- Required task -
Copy out all of the material exactly as presented.

- Material -
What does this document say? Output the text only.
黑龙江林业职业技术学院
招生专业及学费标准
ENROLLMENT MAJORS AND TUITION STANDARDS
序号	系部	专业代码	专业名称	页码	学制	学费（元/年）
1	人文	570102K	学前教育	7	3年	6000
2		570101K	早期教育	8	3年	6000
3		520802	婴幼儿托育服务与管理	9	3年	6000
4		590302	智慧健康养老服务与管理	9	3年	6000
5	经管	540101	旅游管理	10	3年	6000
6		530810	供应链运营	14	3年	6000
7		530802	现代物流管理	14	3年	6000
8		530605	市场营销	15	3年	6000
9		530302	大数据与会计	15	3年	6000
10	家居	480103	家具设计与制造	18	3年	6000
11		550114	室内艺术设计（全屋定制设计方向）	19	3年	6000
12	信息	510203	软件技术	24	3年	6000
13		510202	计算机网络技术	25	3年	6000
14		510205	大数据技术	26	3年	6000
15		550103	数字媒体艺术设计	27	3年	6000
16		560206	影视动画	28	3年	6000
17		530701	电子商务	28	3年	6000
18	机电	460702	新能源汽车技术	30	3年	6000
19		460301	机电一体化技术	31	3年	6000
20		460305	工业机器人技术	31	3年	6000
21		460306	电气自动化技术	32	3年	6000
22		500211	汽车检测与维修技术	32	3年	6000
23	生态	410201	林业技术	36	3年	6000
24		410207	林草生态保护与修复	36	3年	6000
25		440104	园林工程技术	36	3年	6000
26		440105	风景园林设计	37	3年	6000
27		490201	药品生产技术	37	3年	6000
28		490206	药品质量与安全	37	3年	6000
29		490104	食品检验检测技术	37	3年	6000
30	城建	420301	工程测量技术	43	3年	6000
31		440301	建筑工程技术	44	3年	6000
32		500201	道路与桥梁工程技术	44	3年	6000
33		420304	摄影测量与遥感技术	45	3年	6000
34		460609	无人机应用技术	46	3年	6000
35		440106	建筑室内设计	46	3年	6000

- Solution to this exercise -
What does this document say? Output the text only.
黑龙江林业职业技术学院
招生专业及学费标准
ENROLLMENT MAJORS AND TUITION STANDARDS
序号	系部	专业代码	专业名称	页码	学制	学费（元/年）
1	人文	570102K	学前教育	7	3年	6000
2		570101K	早期教育	8	3年	6000
3		520802	婴幼儿托育服务与管理	9	3年	6000
4		590302	智慧健康养老服务与管理	9	3年	6000
5	经管	540101	旅游管理	10	3年	6000
6		530810	供应链运营	14	3年	6000
7		530802	现代物流管理	14	3年	6000
8		530605	市场营销	15	3年	6000
9		530302	大数据与会计	15	3年	6000
10	家居	480103	家具设计与制造	18	3年	6000
11		550114	室内艺术设计（全屋定制设计方向）	19	3年	6000
12	信息	510203	软件技术	24	3年	6000
13		510202	计算机网络技术	25	3年	6000
14		510205	大数据技术	26	3年	6000
15		550103	数字媒体艺术设计	27	3年	6000
16		560206	影视动画	28	3年	6000
17		530701	电子商务	28	3年	6000
18	机电	460702	新能源汽车技术	30	3年	6000
19		460301	机电一体化技术	31	3年	6000
20		460305	工业机器人技术	31	3年	6000
21		460306	电气自动化技术	32	3年	6000
22		500211	汽车检测与维修技术	32	3年	6000
23	生态	410201	林业技术	36	3年	6000
24		410207	林草生态保护与修复	36	3年	6000
25		440104	园林工程技术	36	3年	6000
26		440105	风景园林设计	37	3年	6000
27		490201	药品生产技术	37	3年	6000
28		490206	药品质量与安全	37	3年	6000
29		490104	食品检验检测技术	37	3年	6000
30	城建	420301	工程测量技术	43	3年	6000
31		440301	建筑工程技术	44	3年	6000
32		500201	道路与桥梁工程技术	44	3年	6000
33		420304	摄影测量与遥感技术	45	3年	6000
34		460609	无人机应用技术	46	3年	6000
35		440106	建筑室内设计	46	3年	6000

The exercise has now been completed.